» **GIVEN INSTRUCTION**
Reproduce the material below word for word and line for line, leaving out the picture.

» **RECORDS SHOWN**
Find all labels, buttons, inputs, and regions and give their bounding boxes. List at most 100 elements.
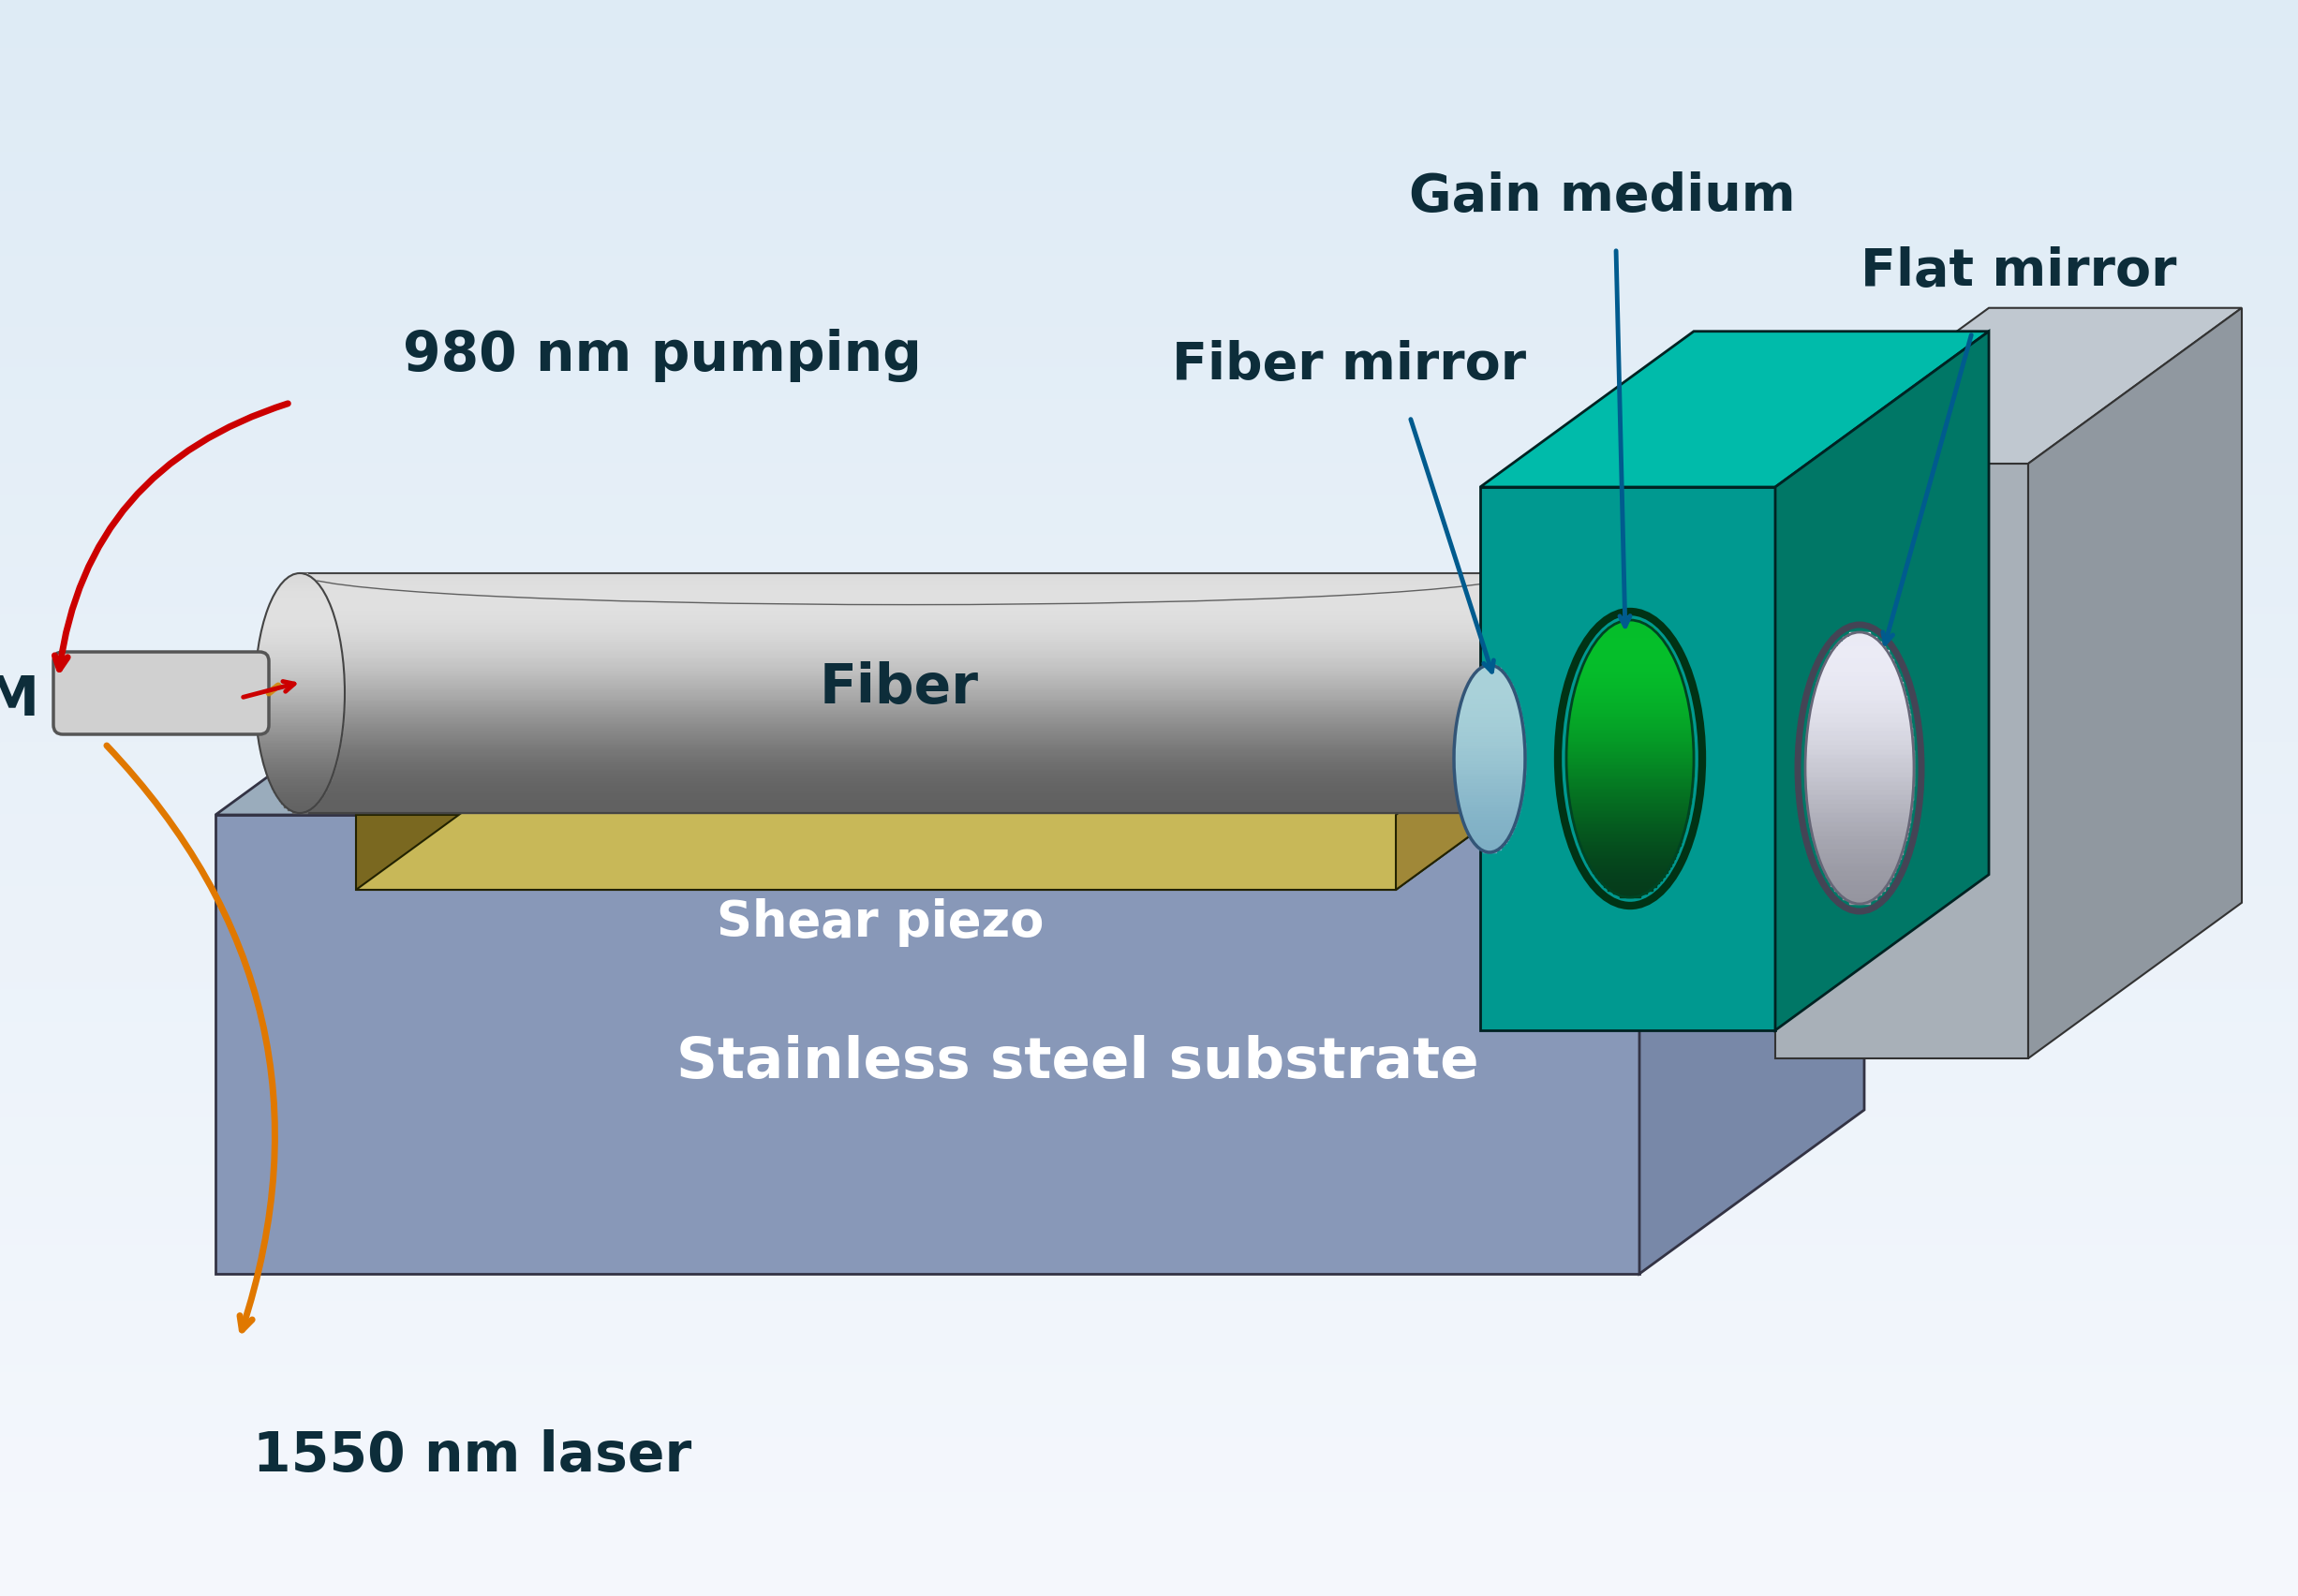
Bar <box>1471 836 1507 839</box>
Text: Fiber: Fiber <box>820 662 979 715</box>
Bar <box>0 32 2298 40</box>
Bar <box>0 295 2298 303</box>
Bar <box>257 736 342 737</box>
Bar <box>1818 681 1903 686</box>
Bar <box>0 1333 2298 1341</box>
Bar <box>1809 728 1912 733</box>
Bar <box>0 327 2298 335</box>
Bar <box>1455 758 1526 761</box>
Bar <box>1811 705 1907 709</box>
Bar <box>267 613 333 614</box>
Bar <box>269 606 331 610</box>
Bar <box>1588 862 1671 867</box>
Bar <box>299 643 1517 645</box>
Bar <box>299 798 1517 801</box>
Bar <box>0 1109 2298 1117</box>
Bar <box>1813 701 1907 705</box>
Bar <box>1806 777 1914 782</box>
Bar <box>0 8 2298 16</box>
Bar <box>260 638 340 642</box>
Bar <box>0 854 2298 862</box>
Bar <box>0 24 2298 32</box>
Polygon shape <box>1776 308 2243 463</box>
Bar <box>299 677 1517 678</box>
Bar <box>0 1077 2298 1085</box>
Bar <box>0 16 2298 24</box>
Bar <box>0 814 2298 822</box>
Bar <box>299 768 1517 769</box>
Bar <box>1466 827 1512 830</box>
Bar <box>299 801 1517 803</box>
Bar <box>1586 658 1675 662</box>
Text: Shear piezo: Shear piezo <box>717 899 1043 946</box>
Bar <box>262 627 338 630</box>
Bar <box>299 749 1517 750</box>
Bar <box>0 638 2298 646</box>
Bar <box>1570 720 1691 725</box>
Bar <box>0 559 2298 567</box>
Bar <box>1850 899 1871 903</box>
Bar <box>1604 630 1657 634</box>
Bar <box>0 431 2298 439</box>
Polygon shape <box>356 816 1395 891</box>
Bar <box>260 642 340 645</box>
Bar <box>1570 804 1689 808</box>
Bar <box>1576 683 1684 686</box>
Bar <box>1811 827 1907 832</box>
Bar <box>0 415 2298 423</box>
Bar <box>299 769 1517 772</box>
Bar <box>0 830 2298 838</box>
Bar <box>0 662 2298 670</box>
Bar <box>1457 793 1521 796</box>
Bar <box>299 760 1517 763</box>
Bar <box>0 838 2298 846</box>
Bar <box>299 581 1517 583</box>
Bar <box>1462 816 1517 819</box>
Bar <box>0 998 2298 1005</box>
Text: 980 nm pumping: 980 nm pumping <box>402 329 921 383</box>
Bar <box>299 635 1517 638</box>
Bar <box>299 811 1517 812</box>
Bar <box>1850 632 1871 637</box>
Bar <box>1455 771 1526 774</box>
Bar <box>1567 766 1694 769</box>
Bar <box>1583 849 1678 852</box>
Bar <box>1595 642 1664 645</box>
Bar <box>0 1197 2298 1205</box>
Bar <box>0 1037 2298 1045</box>
Bar <box>1806 760 1914 763</box>
Bar <box>0 207 2298 215</box>
Bar <box>1567 734 1694 737</box>
Bar <box>1838 891 1882 895</box>
Bar <box>1806 782 1914 787</box>
Bar <box>0 575 2298 583</box>
Bar <box>299 645 1517 648</box>
Bar <box>299 712 1517 715</box>
Bar <box>1567 741 1694 745</box>
Polygon shape <box>216 816 1638 1274</box>
Bar <box>255 681 345 685</box>
Bar <box>0 1173 2298 1181</box>
Bar <box>299 621 1517 624</box>
Bar <box>0 982 2298 990</box>
Bar <box>0 718 2298 726</box>
Bar <box>0 1021 2298 1029</box>
Bar <box>1455 761 1526 764</box>
Bar <box>1809 723 1912 728</box>
Bar <box>1482 849 1496 852</box>
Bar <box>0 535 2298 543</box>
Bar <box>0 152 2298 160</box>
Bar <box>299 610 1517 611</box>
Bar <box>1459 709 1519 712</box>
Bar <box>1602 634 1659 637</box>
Bar <box>0 223 2298 231</box>
Bar <box>299 669 1517 672</box>
Bar <box>0 567 2298 575</box>
Bar <box>0 1357 2298 1365</box>
Bar <box>299 705 1517 707</box>
Bar <box>1806 750 1914 755</box>
Bar <box>1597 876 1661 879</box>
Bar <box>1576 828 1684 832</box>
Bar <box>1829 876 1891 881</box>
Bar <box>299 777 1517 779</box>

» **COMPLETED EXERCISE**
Find all labels, buttons, inputs, and regions and give their bounding boxes. List at most 100 elements.
Bar <box>1471 836 1507 839</box>
Text: Fiber: Fiber <box>820 662 979 715</box>
Bar <box>0 32 2298 40</box>
Bar <box>0 295 2298 303</box>
Bar <box>257 736 342 737</box>
Bar <box>1818 681 1903 686</box>
Bar <box>0 1333 2298 1341</box>
Bar <box>1809 728 1912 733</box>
Bar <box>0 327 2298 335</box>
Bar <box>1455 758 1526 761</box>
Bar <box>1811 705 1907 709</box>
Bar <box>267 613 333 614</box>
Bar <box>269 606 331 610</box>
Bar <box>1588 862 1671 867</box>
Bar <box>299 643 1517 645</box>
Bar <box>299 798 1517 801</box>
Bar <box>0 1109 2298 1117</box>
Bar <box>1813 701 1907 705</box>
Bar <box>1806 777 1914 782</box>
Bar <box>0 8 2298 16</box>
Bar <box>260 638 340 642</box>
Bar <box>0 854 2298 862</box>
Bar <box>0 24 2298 32</box>
Polygon shape <box>1776 308 2243 463</box>
Bar <box>299 677 1517 678</box>
Bar <box>0 1077 2298 1085</box>
Bar <box>0 16 2298 24</box>
Bar <box>0 814 2298 822</box>
Bar <box>299 768 1517 769</box>
Bar <box>1466 827 1512 830</box>
Bar <box>299 801 1517 803</box>
Bar <box>1586 658 1675 662</box>
Text: Shear piezo: Shear piezo <box>717 899 1043 946</box>
Bar <box>262 627 338 630</box>
Bar <box>299 749 1517 750</box>
Bar <box>0 638 2298 646</box>
Bar <box>1570 720 1691 725</box>
Bar <box>0 559 2298 567</box>
Bar <box>1850 899 1871 903</box>
Bar <box>1604 630 1657 634</box>
Bar <box>0 431 2298 439</box>
Polygon shape <box>356 816 1395 891</box>
Bar <box>260 642 340 645</box>
Bar <box>1570 804 1689 808</box>
Bar <box>1576 683 1684 686</box>
Bar <box>1811 827 1907 832</box>
Bar <box>0 415 2298 423</box>
Bar <box>299 769 1517 772</box>
Bar <box>0 830 2298 838</box>
Bar <box>0 662 2298 670</box>
Bar <box>1457 793 1521 796</box>
Bar <box>299 760 1517 763</box>
Bar <box>0 838 2298 846</box>
Bar <box>299 581 1517 583</box>
Bar <box>1462 816 1517 819</box>
Bar <box>0 998 2298 1005</box>
Text: 980 nm pumping: 980 nm pumping <box>402 329 921 383</box>
Bar <box>299 635 1517 638</box>
Bar <box>299 811 1517 812</box>
Bar <box>1850 632 1871 637</box>
Bar <box>1455 771 1526 774</box>
Bar <box>1567 766 1694 769</box>
Bar <box>1583 849 1678 852</box>
Bar <box>1595 642 1664 645</box>
Bar <box>0 1197 2298 1205</box>
Bar <box>0 1037 2298 1045</box>
Bar <box>1806 760 1914 763</box>
Bar <box>0 207 2298 215</box>
Bar <box>1567 734 1694 737</box>
Bar <box>1838 891 1882 895</box>
Bar <box>1806 782 1914 787</box>
Bar <box>0 575 2298 583</box>
Bar <box>299 645 1517 648</box>
Bar <box>299 712 1517 715</box>
Bar <box>1567 741 1694 745</box>
Polygon shape <box>216 816 1638 1274</box>
Bar <box>255 681 345 685</box>
Bar <box>0 1173 2298 1181</box>
Bar <box>299 621 1517 624</box>
Bar <box>0 982 2298 990</box>
Bar <box>0 718 2298 726</box>
Bar <box>0 1021 2298 1029</box>
Bar <box>1455 761 1526 764</box>
Bar <box>1809 723 1912 728</box>
Bar <box>1482 849 1496 852</box>
Bar <box>0 535 2298 543</box>
Bar <box>0 152 2298 160</box>
Bar <box>299 610 1517 611</box>
Bar <box>1459 709 1519 712</box>
Bar <box>1602 634 1659 637</box>
Bar <box>0 223 2298 231</box>
Bar <box>299 669 1517 672</box>
Bar <box>0 567 2298 575</box>
Bar <box>0 1357 2298 1365</box>
Bar <box>299 705 1517 707</box>
Bar <box>1806 750 1914 755</box>
Bar <box>1597 876 1661 879</box>
Bar <box>1576 828 1684 832</box>
Bar <box>1829 876 1891 881</box>
Bar <box>299 777 1517 779</box>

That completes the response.